• _DIRECTIONS FOR THIS TASK_
Below are records; state how many of their lines hold the word "commune", and give only the figure.

• _Data entries_
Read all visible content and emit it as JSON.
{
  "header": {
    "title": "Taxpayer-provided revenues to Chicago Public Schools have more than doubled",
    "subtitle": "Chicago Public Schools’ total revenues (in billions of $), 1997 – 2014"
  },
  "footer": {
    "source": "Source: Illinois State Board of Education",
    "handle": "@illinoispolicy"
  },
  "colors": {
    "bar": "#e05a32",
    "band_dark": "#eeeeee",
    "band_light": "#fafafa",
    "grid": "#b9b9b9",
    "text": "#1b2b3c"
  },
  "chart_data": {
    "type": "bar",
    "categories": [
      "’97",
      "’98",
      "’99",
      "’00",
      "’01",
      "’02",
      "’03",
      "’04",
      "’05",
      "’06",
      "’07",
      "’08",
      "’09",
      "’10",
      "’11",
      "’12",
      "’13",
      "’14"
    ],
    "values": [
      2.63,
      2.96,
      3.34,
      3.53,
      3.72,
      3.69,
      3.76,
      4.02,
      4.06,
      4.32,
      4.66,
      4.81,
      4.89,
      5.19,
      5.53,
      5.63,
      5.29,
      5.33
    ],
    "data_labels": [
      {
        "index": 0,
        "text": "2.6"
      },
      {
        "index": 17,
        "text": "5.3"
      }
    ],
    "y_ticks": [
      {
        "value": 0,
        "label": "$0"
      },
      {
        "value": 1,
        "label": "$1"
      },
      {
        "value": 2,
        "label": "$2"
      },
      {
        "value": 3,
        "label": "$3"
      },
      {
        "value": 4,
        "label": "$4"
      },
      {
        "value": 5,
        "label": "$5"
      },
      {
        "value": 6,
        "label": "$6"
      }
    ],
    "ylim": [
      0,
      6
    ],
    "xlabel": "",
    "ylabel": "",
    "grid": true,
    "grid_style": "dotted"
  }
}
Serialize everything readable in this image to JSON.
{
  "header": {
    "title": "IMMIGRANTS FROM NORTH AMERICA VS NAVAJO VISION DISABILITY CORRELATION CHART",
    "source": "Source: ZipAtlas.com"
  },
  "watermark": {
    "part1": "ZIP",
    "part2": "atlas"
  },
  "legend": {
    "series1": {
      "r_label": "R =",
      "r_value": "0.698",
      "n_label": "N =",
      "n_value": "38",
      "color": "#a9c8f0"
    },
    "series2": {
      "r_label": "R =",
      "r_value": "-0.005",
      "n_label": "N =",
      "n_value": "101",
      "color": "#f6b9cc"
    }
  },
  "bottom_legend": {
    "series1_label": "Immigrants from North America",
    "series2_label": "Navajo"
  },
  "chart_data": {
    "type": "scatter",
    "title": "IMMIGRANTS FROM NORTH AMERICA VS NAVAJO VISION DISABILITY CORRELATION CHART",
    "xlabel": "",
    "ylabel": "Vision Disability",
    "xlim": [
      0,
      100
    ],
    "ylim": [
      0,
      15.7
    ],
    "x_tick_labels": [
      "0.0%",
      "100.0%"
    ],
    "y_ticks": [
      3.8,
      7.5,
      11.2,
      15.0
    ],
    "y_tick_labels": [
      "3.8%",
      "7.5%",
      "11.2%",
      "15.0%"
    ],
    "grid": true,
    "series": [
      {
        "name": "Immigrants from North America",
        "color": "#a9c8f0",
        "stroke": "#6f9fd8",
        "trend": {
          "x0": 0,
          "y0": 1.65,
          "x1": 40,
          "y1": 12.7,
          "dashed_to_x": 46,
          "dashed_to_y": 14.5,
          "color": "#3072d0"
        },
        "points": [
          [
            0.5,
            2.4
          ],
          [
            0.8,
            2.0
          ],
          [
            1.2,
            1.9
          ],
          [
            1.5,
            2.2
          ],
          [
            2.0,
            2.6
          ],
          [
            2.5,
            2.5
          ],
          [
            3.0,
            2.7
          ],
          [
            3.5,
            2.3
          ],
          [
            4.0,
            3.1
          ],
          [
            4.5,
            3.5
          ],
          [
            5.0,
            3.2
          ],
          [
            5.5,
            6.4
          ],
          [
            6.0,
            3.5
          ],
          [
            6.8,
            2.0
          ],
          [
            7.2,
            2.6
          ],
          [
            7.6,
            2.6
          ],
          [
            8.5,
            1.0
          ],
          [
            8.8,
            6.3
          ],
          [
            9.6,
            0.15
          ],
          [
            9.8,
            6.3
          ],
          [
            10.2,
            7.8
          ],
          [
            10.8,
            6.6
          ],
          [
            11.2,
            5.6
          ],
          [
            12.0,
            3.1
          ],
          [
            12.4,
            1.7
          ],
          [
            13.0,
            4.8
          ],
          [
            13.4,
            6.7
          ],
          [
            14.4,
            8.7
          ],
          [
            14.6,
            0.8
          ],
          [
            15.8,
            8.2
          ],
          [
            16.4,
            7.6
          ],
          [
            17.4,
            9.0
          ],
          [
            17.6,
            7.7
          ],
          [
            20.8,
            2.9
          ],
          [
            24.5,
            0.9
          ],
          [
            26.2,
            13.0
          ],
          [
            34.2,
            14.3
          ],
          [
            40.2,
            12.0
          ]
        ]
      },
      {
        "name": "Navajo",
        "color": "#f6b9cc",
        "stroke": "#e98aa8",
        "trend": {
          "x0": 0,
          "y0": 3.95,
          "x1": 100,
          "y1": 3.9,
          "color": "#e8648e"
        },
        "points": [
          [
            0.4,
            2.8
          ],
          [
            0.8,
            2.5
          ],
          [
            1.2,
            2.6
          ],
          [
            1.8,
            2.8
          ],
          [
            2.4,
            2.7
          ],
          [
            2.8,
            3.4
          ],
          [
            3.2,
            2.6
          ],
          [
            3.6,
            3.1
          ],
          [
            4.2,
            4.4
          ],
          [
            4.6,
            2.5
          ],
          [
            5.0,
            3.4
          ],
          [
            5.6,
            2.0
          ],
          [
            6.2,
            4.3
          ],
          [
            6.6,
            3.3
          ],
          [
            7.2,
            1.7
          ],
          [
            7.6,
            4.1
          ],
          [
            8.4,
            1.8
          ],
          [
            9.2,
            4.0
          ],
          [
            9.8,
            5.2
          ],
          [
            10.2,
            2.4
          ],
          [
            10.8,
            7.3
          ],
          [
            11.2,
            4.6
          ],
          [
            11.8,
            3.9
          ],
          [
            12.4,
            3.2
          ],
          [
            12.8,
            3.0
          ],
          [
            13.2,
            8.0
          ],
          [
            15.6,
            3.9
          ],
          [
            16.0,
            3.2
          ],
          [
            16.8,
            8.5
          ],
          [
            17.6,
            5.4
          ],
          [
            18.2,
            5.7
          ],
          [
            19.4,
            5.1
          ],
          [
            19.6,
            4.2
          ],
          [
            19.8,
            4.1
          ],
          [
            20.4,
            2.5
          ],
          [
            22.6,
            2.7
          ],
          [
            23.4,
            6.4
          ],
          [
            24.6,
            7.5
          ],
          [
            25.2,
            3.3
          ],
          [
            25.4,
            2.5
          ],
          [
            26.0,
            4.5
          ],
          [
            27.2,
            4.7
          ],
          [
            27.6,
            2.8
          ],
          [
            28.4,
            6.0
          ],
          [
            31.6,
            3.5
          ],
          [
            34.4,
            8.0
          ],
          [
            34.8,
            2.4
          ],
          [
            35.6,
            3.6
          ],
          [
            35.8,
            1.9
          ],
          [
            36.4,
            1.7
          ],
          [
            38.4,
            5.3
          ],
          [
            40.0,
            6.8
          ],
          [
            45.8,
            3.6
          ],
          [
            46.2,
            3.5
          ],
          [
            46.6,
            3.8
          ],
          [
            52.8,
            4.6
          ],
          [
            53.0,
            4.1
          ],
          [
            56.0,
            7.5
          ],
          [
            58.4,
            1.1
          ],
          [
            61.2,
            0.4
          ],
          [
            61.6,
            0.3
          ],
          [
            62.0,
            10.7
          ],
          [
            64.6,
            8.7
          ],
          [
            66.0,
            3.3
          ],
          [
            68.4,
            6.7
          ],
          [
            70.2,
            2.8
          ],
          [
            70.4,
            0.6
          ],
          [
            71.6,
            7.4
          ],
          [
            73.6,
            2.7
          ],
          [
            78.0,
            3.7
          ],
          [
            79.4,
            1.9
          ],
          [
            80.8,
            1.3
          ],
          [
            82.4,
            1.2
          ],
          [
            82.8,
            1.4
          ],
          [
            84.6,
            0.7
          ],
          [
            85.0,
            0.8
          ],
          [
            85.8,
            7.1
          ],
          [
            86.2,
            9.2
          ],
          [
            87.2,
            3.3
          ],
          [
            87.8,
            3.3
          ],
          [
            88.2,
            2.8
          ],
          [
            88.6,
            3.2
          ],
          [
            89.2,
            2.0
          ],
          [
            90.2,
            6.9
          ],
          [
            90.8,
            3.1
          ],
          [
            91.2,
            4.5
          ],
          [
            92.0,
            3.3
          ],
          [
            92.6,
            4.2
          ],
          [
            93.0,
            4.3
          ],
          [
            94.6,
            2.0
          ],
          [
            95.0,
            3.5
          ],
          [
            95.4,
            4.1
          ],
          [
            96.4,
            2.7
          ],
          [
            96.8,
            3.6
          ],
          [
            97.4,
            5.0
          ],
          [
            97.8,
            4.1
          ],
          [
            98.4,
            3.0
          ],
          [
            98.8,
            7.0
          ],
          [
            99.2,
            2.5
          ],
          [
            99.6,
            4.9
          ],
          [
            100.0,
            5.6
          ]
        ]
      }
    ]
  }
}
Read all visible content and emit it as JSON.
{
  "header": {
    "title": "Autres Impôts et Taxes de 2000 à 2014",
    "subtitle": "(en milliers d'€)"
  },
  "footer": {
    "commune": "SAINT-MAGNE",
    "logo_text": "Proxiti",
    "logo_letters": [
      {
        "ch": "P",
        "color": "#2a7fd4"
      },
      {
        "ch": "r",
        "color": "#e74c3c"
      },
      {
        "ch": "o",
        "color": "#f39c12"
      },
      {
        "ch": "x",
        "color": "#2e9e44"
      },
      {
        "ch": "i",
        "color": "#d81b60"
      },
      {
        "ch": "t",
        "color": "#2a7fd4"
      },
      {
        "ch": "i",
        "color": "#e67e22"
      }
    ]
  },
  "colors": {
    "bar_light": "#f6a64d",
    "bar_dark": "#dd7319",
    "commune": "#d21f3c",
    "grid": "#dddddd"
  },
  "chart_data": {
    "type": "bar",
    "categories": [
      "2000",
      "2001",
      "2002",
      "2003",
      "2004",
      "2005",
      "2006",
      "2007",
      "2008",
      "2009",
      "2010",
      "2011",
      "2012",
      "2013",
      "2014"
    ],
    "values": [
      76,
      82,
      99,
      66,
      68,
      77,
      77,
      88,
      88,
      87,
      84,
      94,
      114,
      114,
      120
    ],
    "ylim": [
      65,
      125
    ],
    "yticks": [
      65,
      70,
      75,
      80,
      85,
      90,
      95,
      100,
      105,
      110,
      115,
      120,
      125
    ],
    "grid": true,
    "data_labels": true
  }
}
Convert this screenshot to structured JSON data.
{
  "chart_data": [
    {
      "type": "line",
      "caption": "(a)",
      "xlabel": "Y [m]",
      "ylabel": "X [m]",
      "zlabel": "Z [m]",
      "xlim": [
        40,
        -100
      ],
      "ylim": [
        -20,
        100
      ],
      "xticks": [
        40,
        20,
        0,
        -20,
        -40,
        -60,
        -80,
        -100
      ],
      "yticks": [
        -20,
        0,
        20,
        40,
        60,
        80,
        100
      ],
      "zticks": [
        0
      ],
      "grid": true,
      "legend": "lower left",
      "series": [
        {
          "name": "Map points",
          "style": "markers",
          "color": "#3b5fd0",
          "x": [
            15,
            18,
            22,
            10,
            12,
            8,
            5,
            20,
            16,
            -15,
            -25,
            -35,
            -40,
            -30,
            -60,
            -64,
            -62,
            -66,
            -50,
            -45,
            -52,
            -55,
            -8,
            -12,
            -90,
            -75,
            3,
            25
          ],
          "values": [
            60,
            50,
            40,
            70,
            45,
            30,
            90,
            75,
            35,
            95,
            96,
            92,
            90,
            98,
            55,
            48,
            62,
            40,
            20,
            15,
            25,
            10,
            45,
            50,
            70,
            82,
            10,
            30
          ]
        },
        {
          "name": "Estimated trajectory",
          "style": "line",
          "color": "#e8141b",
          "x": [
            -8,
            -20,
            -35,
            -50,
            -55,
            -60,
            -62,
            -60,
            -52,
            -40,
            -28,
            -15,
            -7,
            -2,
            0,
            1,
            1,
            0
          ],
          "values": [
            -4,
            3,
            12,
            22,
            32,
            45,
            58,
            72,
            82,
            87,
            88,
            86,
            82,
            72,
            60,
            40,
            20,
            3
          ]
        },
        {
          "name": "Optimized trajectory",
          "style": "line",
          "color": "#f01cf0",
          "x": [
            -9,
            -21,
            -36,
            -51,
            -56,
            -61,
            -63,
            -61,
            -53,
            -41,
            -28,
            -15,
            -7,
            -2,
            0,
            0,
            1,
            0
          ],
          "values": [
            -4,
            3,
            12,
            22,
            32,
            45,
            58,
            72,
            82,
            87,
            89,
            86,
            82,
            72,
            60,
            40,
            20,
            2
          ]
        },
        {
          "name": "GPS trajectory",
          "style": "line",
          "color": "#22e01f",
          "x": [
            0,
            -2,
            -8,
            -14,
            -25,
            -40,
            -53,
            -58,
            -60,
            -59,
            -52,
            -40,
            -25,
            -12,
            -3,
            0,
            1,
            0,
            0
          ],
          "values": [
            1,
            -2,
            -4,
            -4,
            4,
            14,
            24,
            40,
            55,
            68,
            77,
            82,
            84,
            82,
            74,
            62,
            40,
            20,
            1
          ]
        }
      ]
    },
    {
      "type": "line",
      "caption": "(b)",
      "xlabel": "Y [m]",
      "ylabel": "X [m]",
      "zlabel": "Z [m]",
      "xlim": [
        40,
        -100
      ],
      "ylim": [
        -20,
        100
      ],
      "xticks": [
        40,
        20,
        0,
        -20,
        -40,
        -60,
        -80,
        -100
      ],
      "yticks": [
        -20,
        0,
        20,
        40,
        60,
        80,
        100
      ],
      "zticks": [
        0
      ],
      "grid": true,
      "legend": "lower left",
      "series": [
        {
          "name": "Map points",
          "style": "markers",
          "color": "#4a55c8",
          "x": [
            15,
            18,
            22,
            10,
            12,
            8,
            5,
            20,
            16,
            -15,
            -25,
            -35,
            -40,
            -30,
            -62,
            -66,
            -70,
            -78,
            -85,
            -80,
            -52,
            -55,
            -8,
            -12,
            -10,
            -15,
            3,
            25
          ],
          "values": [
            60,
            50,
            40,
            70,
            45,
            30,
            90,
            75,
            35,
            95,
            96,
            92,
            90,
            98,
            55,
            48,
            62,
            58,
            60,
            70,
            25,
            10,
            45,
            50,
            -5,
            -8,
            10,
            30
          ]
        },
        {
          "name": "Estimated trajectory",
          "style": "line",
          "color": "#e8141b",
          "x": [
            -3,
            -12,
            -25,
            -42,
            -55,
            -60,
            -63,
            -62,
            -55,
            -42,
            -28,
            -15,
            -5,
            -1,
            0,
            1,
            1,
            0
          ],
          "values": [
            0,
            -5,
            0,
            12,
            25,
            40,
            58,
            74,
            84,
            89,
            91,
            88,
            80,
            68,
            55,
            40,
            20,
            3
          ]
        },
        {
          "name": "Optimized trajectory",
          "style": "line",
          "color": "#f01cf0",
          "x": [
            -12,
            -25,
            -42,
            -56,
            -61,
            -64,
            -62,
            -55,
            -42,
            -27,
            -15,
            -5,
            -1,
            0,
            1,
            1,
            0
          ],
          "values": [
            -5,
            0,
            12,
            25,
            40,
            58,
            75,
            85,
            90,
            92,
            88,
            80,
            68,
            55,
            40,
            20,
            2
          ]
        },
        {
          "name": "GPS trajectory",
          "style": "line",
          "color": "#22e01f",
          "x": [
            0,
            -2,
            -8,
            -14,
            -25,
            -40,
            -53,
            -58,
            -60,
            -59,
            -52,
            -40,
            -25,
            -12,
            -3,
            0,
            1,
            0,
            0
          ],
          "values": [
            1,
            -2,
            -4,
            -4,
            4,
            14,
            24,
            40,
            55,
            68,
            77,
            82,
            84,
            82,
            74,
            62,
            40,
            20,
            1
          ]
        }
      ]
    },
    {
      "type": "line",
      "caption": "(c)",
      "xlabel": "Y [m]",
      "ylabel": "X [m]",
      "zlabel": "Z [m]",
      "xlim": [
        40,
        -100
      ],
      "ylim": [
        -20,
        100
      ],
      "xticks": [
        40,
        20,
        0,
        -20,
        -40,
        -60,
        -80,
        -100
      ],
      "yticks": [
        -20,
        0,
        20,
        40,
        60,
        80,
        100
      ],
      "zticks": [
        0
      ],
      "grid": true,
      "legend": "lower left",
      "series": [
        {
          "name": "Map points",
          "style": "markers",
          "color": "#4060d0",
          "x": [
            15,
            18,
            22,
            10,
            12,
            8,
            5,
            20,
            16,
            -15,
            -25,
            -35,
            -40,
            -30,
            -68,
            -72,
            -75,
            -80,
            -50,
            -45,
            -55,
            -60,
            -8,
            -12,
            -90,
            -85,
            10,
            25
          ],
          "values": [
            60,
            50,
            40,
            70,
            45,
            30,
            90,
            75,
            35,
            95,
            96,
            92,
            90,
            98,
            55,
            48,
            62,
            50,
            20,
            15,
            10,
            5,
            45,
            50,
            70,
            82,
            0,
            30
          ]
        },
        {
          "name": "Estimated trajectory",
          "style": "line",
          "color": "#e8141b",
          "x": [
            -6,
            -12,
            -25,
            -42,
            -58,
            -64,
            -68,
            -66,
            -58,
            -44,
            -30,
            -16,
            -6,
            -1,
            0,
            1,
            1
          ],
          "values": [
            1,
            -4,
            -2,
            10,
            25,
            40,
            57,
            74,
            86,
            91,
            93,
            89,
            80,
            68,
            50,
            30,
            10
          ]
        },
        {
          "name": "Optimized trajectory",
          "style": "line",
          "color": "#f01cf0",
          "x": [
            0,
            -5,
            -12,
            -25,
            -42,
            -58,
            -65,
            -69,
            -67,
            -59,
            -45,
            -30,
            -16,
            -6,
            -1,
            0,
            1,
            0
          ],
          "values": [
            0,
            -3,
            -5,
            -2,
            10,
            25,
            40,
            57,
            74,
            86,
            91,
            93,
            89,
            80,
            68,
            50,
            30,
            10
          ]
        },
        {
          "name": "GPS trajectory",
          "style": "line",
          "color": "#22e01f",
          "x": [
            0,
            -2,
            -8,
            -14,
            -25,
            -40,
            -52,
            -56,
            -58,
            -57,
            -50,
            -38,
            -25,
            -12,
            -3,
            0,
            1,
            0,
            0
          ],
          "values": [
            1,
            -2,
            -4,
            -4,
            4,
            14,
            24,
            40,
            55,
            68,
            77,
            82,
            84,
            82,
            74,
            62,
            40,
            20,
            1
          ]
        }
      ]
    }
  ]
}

• _EXERCISE ANSWER_
2